===== Provided records =====

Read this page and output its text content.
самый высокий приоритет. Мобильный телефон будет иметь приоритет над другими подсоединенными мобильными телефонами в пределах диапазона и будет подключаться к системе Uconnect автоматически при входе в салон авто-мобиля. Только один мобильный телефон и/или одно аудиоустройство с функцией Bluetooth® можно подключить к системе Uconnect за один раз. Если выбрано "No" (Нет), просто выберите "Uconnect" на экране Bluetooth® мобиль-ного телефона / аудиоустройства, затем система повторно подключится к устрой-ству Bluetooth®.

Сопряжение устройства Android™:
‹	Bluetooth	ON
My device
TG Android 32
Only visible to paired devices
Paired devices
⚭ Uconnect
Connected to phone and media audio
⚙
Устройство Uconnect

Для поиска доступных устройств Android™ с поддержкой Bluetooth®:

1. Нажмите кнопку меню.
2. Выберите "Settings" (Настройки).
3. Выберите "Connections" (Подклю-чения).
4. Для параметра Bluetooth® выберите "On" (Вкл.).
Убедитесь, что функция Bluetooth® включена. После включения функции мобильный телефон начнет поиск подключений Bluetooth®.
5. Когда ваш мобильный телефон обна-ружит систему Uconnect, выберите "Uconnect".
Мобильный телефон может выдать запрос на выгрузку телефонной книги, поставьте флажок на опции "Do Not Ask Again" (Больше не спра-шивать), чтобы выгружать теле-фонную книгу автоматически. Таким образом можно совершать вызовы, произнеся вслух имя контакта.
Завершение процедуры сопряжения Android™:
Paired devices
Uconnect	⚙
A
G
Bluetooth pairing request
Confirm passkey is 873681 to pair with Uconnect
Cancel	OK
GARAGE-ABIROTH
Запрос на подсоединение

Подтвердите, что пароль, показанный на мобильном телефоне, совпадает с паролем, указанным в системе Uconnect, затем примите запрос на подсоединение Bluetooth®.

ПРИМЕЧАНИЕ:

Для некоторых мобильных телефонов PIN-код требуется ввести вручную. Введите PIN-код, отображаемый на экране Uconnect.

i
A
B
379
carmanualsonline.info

=====

### What to produce
Extract all of the data shown above without alteration.

### Solution for this problem
Read this page and output its text content.
самый высокий приоритет. Мобильный телефон будет иметь приоритет над другими подсоединенными мобильными телефонами в пределах диапазона и будет подключаться к системе Uconnect автоматически при входе в салон авто-мобиля. Только один мобильный телефон и/или одно аудиоустройство с функцией Bluetooth® можно подключить к системе Uconnect за один раз. Если выбрано "No" (Нет), просто выберите "Uconnect" на экране Bluetooth® мобиль-ного телефона / аудиоустройства, затем система повторно подключится к устрой-ству Bluetooth®.

Сопряжение устройства Android™:
‹	Bluetooth	ON
My device
TG Android 32
Only visible to paired devices
Paired devices
⚭ Uconnect
Connected to phone and media audio
⚙
Устройство Uconnect

Для поиска доступных устройств Android™ с поддержкой Bluetooth®:

1. Нажмите кнопку меню.
2. Выберите "Settings" (Настройки).
3. Выберите "Connections" (Подклю-чения).
4. Для параметра Bluetooth® выберите "On" (Вкл.).
Убедитесь, что функция Bluetooth® включена. После включения функции мобильный телефон начнет поиск подключений Bluetooth®.
5. Когда ваш мобильный телефон обна-ружит систему Uconnect, выберите "Uconnect".
Мобильный телефон может выдать запрос на выгрузку телефонной книги, поставьте флажок на опции "Do Not Ask Again" (Больше не спра-шивать), чтобы выгружать теле-фонную книгу автоматически. Таким образом можно совершать вызовы, произнеся вслух имя контакта.
Завершение процедуры сопряжения Android™:
Paired devices
Uconnect	⚙
A
G
Bluetooth pairing request
Confirm passkey is 873681 to pair with Uconnect
Cancel	OK
GARAGE-ABIROTH
Запрос на подсоединение

Подтвердите, что пароль, показанный на мобильном телефоне, совпадает с паролем, указанным в системе Uconnect, затем примите запрос на подсоединение Bluetooth®.

ПРИМЕЧАНИЕ:

Для некоторых мобильных телефонов PIN-код требуется ввести вручную. Введите PIN-код, отображаемый на экране Uconnect.

i
A
B
379
carmanualsonline.info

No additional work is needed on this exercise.